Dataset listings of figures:
------------------------------

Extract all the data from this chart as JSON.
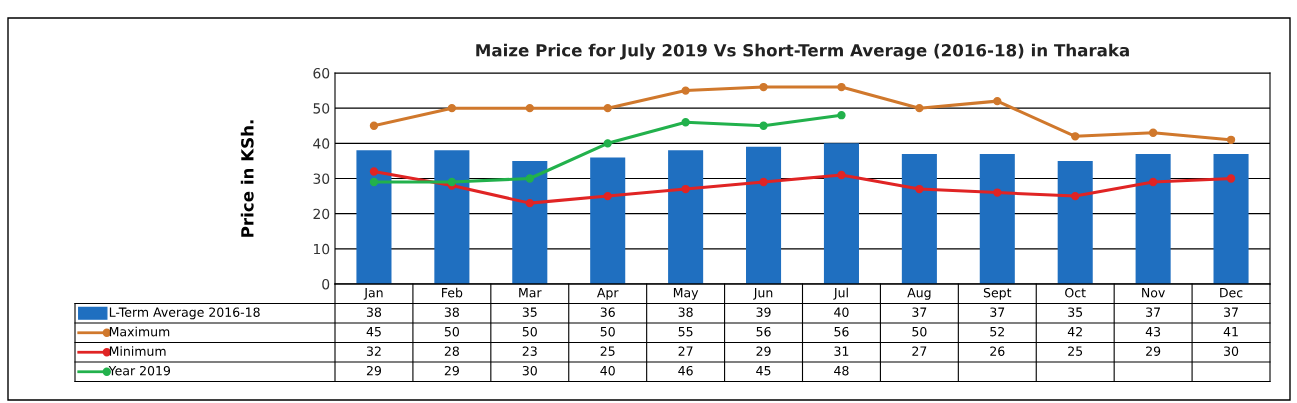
{
  "chart_data": {
    "type": "bar",
    "title": "Maize Price for July 2019 Vs Short-Term Average (2016-18) in Tharaka",
    "ylabel": "Price in KSh.",
    "categories": [
      "Jan",
      "Feb",
      "Mar",
      "Apr",
      "May",
      "Jun",
      "Jul",
      "Aug",
      "Sept",
      "Oct",
      "Nov",
      "Dec"
    ],
    "series": [
      {
        "name": "L-Term Average 2016-18",
        "color": "#1f6fc0",
        "values": [
          38,
          38,
          35,
          36,
          38,
          39,
          40,
          37,
          37,
          35,
          37,
          37
        ]
      },
      {
        "name": "Maximum",
        "type": "line",
        "color": "#d0782c",
        "values": [
          45,
          50,
          50,
          50,
          55,
          56,
          56,
          50,
          52,
          42,
          43,
          41
        ]
      },
      {
        "name": "Minimum",
        "type": "line",
        "color": "#e02424",
        "values": [
          32,
          28,
          23,
          25,
          27,
          29,
          31,
          27,
          26,
          25,
          29,
          30
        ]
      },
      {
        "name": "Year 2019",
        "type": "line",
        "color": "#22b14c",
        "values": [
          29,
          29,
          30,
          40,
          46,
          45,
          48,
          null,
          null,
          null,
          null,
          null
        ]
      }
    ],
    "ylim": [
      0,
      60
    ],
    "yticks": [
      0,
      10,
      20,
      30,
      40,
      50,
      60
    ],
    "grid": "y",
    "marker": "circle",
    "data_labels": true,
    "legend": "bottom"
  }
}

------------------------------

Stated goal: Repeat the data in full and exactly. Omit pictures.

Answer below:
Extract all the data from this chart as JSON.
{
  "chart_data": {
    "type": "bar",
    "title": "Maize Price for July 2019 Vs Short-Term Average (2016-18) in Tharaka",
    "ylabel": "Price in KSh.",
    "categories": [
      "Jan",
      "Feb",
      "Mar",
      "Apr",
      "May",
      "Jun",
      "Jul",
      "Aug",
      "Sept",
      "Oct",
      "Nov",
      "Dec"
    ],
    "series": [
      {
        "name": "L-Term Average 2016-18",
        "color": "#1f6fc0",
        "values": [
          38,
          38,
          35,
          36,
          38,
          39,
          40,
          37,
          37,
          35,
          37,
          37
        ]
      },
      {
        "name": "Maximum",
        "type": "line",
        "color": "#d0782c",
        "values": [
          45,
          50,
          50,
          50,
          55,
          56,
          56,
          50,
          52,
          42,
          43,
          41
        ]
      },
      {
        "name": "Minimum",
        "type": "line",
        "color": "#e02424",
        "values": [
          32,
          28,
          23,
          25,
          27,
          29,
          31,
          27,
          26,
          25,
          29,
          30
        ]
      },
      {
        "name": "Year 2019",
        "type": "line",
        "color": "#22b14c",
        "values": [
          29,
          29,
          30,
          40,
          46,
          45,
          48,
          null,
          null,
          null,
          null,
          null
        ]
      }
    ],
    "ylim": [
      0,
      60
    ],
    "yticks": [
      0,
      10,
      20,
      30,
      40,
      50,
      60
    ],
    "grid": "y",
    "marker": "circle",
    "data_labels": true,
    "legend": "bottom"
  }
}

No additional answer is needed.